◆ Material
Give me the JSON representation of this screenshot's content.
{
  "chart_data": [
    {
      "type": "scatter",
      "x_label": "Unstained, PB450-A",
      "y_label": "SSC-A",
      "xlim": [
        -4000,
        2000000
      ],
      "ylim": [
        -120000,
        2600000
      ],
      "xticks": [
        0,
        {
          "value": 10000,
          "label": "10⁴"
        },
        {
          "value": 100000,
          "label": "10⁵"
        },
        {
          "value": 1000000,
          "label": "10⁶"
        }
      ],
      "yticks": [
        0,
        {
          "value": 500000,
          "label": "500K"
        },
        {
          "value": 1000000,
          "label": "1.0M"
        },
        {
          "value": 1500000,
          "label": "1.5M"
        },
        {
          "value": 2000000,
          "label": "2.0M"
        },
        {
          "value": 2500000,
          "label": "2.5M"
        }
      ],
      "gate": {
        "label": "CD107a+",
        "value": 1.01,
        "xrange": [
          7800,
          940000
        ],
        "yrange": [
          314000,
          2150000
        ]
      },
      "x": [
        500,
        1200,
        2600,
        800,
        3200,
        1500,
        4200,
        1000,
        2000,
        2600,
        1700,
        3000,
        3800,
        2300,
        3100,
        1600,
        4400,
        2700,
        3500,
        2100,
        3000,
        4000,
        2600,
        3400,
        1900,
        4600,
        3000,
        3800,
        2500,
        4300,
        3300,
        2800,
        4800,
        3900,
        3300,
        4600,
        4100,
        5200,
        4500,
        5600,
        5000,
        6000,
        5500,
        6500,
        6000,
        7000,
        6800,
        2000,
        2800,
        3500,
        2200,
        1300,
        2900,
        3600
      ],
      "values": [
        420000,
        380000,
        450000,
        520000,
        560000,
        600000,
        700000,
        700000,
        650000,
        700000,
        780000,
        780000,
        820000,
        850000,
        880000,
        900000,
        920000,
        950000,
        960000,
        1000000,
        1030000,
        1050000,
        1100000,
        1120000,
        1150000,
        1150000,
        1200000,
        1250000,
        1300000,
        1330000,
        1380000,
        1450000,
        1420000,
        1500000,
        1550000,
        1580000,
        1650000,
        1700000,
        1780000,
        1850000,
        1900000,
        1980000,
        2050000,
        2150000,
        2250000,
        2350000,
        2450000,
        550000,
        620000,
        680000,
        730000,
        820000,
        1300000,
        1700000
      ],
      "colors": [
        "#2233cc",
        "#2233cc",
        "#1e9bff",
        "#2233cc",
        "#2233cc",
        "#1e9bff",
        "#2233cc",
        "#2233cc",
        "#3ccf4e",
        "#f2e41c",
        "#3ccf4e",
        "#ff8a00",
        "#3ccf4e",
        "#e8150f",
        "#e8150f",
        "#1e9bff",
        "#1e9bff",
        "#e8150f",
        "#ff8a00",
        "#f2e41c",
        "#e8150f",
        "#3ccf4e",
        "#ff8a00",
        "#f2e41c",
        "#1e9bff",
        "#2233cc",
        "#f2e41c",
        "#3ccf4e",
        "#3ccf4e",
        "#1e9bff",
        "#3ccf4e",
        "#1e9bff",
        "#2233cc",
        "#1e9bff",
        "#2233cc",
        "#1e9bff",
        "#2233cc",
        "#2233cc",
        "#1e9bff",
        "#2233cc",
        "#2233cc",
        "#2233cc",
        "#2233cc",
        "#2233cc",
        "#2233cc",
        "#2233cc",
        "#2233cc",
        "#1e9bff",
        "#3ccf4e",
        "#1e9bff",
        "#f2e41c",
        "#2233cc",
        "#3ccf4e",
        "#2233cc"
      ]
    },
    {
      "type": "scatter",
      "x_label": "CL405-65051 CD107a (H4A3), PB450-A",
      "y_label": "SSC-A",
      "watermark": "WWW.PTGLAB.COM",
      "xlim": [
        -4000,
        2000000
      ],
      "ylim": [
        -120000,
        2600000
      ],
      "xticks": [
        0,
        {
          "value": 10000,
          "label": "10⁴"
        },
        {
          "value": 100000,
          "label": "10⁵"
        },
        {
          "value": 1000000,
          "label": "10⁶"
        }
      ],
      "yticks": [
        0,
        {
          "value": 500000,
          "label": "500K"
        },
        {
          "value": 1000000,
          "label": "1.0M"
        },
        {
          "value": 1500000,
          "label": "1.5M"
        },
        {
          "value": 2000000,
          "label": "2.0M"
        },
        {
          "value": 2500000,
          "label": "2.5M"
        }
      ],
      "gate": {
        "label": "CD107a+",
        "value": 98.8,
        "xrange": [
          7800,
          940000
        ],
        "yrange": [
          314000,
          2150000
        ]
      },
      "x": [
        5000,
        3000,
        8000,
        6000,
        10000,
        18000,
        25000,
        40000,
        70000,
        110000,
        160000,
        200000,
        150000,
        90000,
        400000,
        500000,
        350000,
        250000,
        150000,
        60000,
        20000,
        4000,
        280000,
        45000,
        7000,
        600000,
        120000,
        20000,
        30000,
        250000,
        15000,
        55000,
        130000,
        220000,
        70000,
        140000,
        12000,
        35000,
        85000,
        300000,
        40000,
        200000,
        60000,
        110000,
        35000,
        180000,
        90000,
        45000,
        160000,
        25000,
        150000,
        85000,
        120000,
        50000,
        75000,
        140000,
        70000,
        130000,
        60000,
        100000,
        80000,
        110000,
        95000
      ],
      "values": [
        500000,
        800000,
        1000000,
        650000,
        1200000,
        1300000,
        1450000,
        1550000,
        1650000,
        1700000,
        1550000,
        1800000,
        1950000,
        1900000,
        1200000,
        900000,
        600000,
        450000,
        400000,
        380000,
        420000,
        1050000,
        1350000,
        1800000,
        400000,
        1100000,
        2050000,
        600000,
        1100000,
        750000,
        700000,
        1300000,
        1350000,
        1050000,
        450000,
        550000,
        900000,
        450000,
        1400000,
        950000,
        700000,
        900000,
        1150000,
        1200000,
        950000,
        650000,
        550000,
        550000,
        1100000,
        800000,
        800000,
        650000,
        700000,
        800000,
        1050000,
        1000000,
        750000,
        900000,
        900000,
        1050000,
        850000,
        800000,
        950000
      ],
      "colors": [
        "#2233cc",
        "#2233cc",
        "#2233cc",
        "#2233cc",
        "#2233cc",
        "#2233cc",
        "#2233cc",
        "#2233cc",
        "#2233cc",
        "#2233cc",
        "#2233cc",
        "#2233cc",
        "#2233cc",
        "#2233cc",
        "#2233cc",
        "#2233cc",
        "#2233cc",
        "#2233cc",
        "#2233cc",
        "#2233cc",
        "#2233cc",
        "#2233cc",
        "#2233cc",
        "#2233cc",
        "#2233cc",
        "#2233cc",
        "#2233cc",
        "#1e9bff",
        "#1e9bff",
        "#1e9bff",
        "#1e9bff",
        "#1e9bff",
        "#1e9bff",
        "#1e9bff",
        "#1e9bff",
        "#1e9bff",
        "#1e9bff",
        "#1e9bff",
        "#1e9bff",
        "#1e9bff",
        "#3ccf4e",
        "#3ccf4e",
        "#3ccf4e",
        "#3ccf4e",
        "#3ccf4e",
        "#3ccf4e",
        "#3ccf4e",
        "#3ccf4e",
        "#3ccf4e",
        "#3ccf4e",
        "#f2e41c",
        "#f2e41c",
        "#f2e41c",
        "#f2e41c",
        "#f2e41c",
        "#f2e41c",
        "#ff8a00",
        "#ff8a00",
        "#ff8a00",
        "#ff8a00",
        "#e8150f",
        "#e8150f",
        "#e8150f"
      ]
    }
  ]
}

◆ Exercise
Reproduce each entry word for word.

◆ Full output
Give me the JSON representation of this screenshot's content.
{
  "chart_data": [
    {
      "type": "scatter",
      "x_label": "Unstained, PB450-A",
      "y_label": "SSC-A",
      "xlim": [
        -4000,
        2000000
      ],
      "ylim": [
        -120000,
        2600000
      ],
      "xticks": [
        0,
        {
          "value": 10000,
          "label": "10⁴"
        },
        {
          "value": 100000,
          "label": "10⁵"
        },
        {
          "value": 1000000,
          "label": "10⁶"
        }
      ],
      "yticks": [
        0,
        {
          "value": 500000,
          "label": "500K"
        },
        {
          "value": 1000000,
          "label": "1.0M"
        },
        {
          "value": 1500000,
          "label": "1.5M"
        },
        {
          "value": 2000000,
          "label": "2.0M"
        },
        {
          "value": 2500000,
          "label": "2.5M"
        }
      ],
      "gate": {
        "label": "CD107a+",
        "value": 1.01,
        "xrange": [
          7800,
          940000
        ],
        "yrange": [
          314000,
          2150000
        ]
      },
      "x": [
        500,
        1200,
        2600,
        800,
        3200,
        1500,
        4200,
        1000,
        2000,
        2600,
        1700,
        3000,
        3800,
        2300,
        3100,
        1600,
        4400,
        2700,
        3500,
        2100,
        3000,
        4000,
        2600,
        3400,
        1900,
        4600,
        3000,
        3800,
        2500,
        4300,
        3300,
        2800,
        4800,
        3900,
        3300,
        4600,
        4100,
        5200,
        4500,
        5600,
        5000,
        6000,
        5500,
        6500,
        6000,
        7000,
        6800,
        2000,
        2800,
        3500,
        2200,
        1300,
        2900,
        3600
      ],
      "values": [
        420000,
        380000,
        450000,
        520000,
        560000,
        600000,
        700000,
        700000,
        650000,
        700000,
        780000,
        780000,
        820000,
        850000,
        880000,
        900000,
        920000,
        950000,
        960000,
        1000000,
        1030000,
        1050000,
        1100000,
        1120000,
        1150000,
        1150000,
        1200000,
        1250000,
        1300000,
        1330000,
        1380000,
        1450000,
        1420000,
        1500000,
        1550000,
        1580000,
        1650000,
        1700000,
        1780000,
        1850000,
        1900000,
        1980000,
        2050000,
        2150000,
        2250000,
        2350000,
        2450000,
        550000,
        620000,
        680000,
        730000,
        820000,
        1300000,
        1700000
      ],
      "colors": [
        "#2233cc",
        "#2233cc",
        "#1e9bff",
        "#2233cc",
        "#2233cc",
        "#1e9bff",
        "#2233cc",
        "#2233cc",
        "#3ccf4e",
        "#f2e41c",
        "#3ccf4e",
        "#ff8a00",
        "#3ccf4e",
        "#e8150f",
        "#e8150f",
        "#1e9bff",
        "#1e9bff",
        "#e8150f",
        "#ff8a00",
        "#f2e41c",
        "#e8150f",
        "#3ccf4e",
        "#ff8a00",
        "#f2e41c",
        "#1e9bff",
        "#2233cc",
        "#f2e41c",
        "#3ccf4e",
        "#3ccf4e",
        "#1e9bff",
        "#3ccf4e",
        "#1e9bff",
        "#2233cc",
        "#1e9bff",
        "#2233cc",
        "#1e9bff",
        "#2233cc",
        "#2233cc",
        "#1e9bff",
        "#2233cc",
        "#2233cc",
        "#2233cc",
        "#2233cc",
        "#2233cc",
        "#2233cc",
        "#2233cc",
        "#2233cc",
        "#1e9bff",
        "#3ccf4e",
        "#1e9bff",
        "#f2e41c",
        "#2233cc",
        "#3ccf4e",
        "#2233cc"
      ]
    },
    {
      "type": "scatter",
      "x_label": "CL405-65051 CD107a (H4A3), PB450-A",
      "y_label": "SSC-A",
      "watermark": "WWW.PTGLAB.COM",
      "xlim": [
        -4000,
        2000000
      ],
      "ylim": [
        -120000,
        2600000
      ],
      "xticks": [
        0,
        {
          "value": 10000,
          "label": "10⁴"
        },
        {
          "value": 100000,
          "label": "10⁵"
        },
        {
          "value": 1000000,
          "label": "10⁶"
        }
      ],
      "yticks": [
        0,
        {
          "value": 500000,
          "label": "500K"
        },
        {
          "value": 1000000,
          "label": "1.0M"
        },
        {
          "value": 1500000,
          "label": "1.5M"
        },
        {
          "value": 2000000,
          "label": "2.0M"
        },
        {
          "value": 2500000,
          "label": "2.5M"
        }
      ],
      "gate": {
        "label": "CD107a+",
        "value": 98.8,
        "xrange": [
          7800,
          940000
        ],
        "yrange": [
          314000,
          2150000
        ]
      },
      "x": [
        5000,
        3000,
        8000,
        6000,
        10000,
        18000,
        25000,
        40000,
        70000,
        110000,
        160000,
        200000,
        150000,
        90000,
        400000,
        500000,
        350000,
        250000,
        150000,
        60000,
        20000,
        4000,
        280000,
        45000,
        7000,
        600000,
        120000,
        20000,
        30000,
        250000,
        15000,
        55000,
        130000,
        220000,
        70000,
        140000,
        12000,
        35000,
        85000,
        300000,
        40000,
        200000,
        60000,
        110000,
        35000,
        180000,
        90000,
        45000,
        160000,
        25000,
        150000,
        85000,
        120000,
        50000,
        75000,
        140000,
        70000,
        130000,
        60000,
        100000,
        80000,
        110000,
        95000
      ],
      "values": [
        500000,
        800000,
        1000000,
        650000,
        1200000,
        1300000,
        1450000,
        1550000,
        1650000,
        1700000,
        1550000,
        1800000,
        1950000,
        1900000,
        1200000,
        900000,
        600000,
        450000,
        400000,
        380000,
        420000,
        1050000,
        1350000,
        1800000,
        400000,
        1100000,
        2050000,
        600000,
        1100000,
        750000,
        700000,
        1300000,
        1350000,
        1050000,
        450000,
        550000,
        900000,
        450000,
        1400000,
        950000,
        700000,
        900000,
        1150000,
        1200000,
        950000,
        650000,
        550000,
        550000,
        1100000,
        800000,
        800000,
        650000,
        700000,
        800000,
        1050000,
        1000000,
        750000,
        900000,
        900000,
        1050000,
        850000,
        800000,
        950000
      ],
      "colors": [
        "#2233cc",
        "#2233cc",
        "#2233cc",
        "#2233cc",
        "#2233cc",
        "#2233cc",
        "#2233cc",
        "#2233cc",
        "#2233cc",
        "#2233cc",
        "#2233cc",
        "#2233cc",
        "#2233cc",
        "#2233cc",
        "#2233cc",
        "#2233cc",
        "#2233cc",
        "#2233cc",
        "#2233cc",
        "#2233cc",
        "#2233cc",
        "#2233cc",
        "#2233cc",
        "#2233cc",
        "#2233cc",
        "#2233cc",
        "#2233cc",
        "#1e9bff",
        "#1e9bff",
        "#1e9bff",
        "#1e9bff",
        "#1e9bff",
        "#1e9bff",
        "#1e9bff",
        "#1e9bff",
        "#1e9bff",
        "#1e9bff",
        "#1e9bff",
        "#1e9bff",
        "#1e9bff",
        "#3ccf4e",
        "#3ccf4e",
        "#3ccf4e",
        "#3ccf4e",
        "#3ccf4e",
        "#3ccf4e",
        "#3ccf4e",
        "#3ccf4e",
        "#3ccf4e",
        "#3ccf4e",
        "#f2e41c",
        "#f2e41c",
        "#f2e41c",
        "#f2e41c",
        "#f2e41c",
        "#f2e41c",
        "#ff8a00",
        "#ff8a00",
        "#ff8a00",
        "#ff8a00",
        "#e8150f",
        "#e8150f",
        "#e8150f"
      ]
    }
  ]
}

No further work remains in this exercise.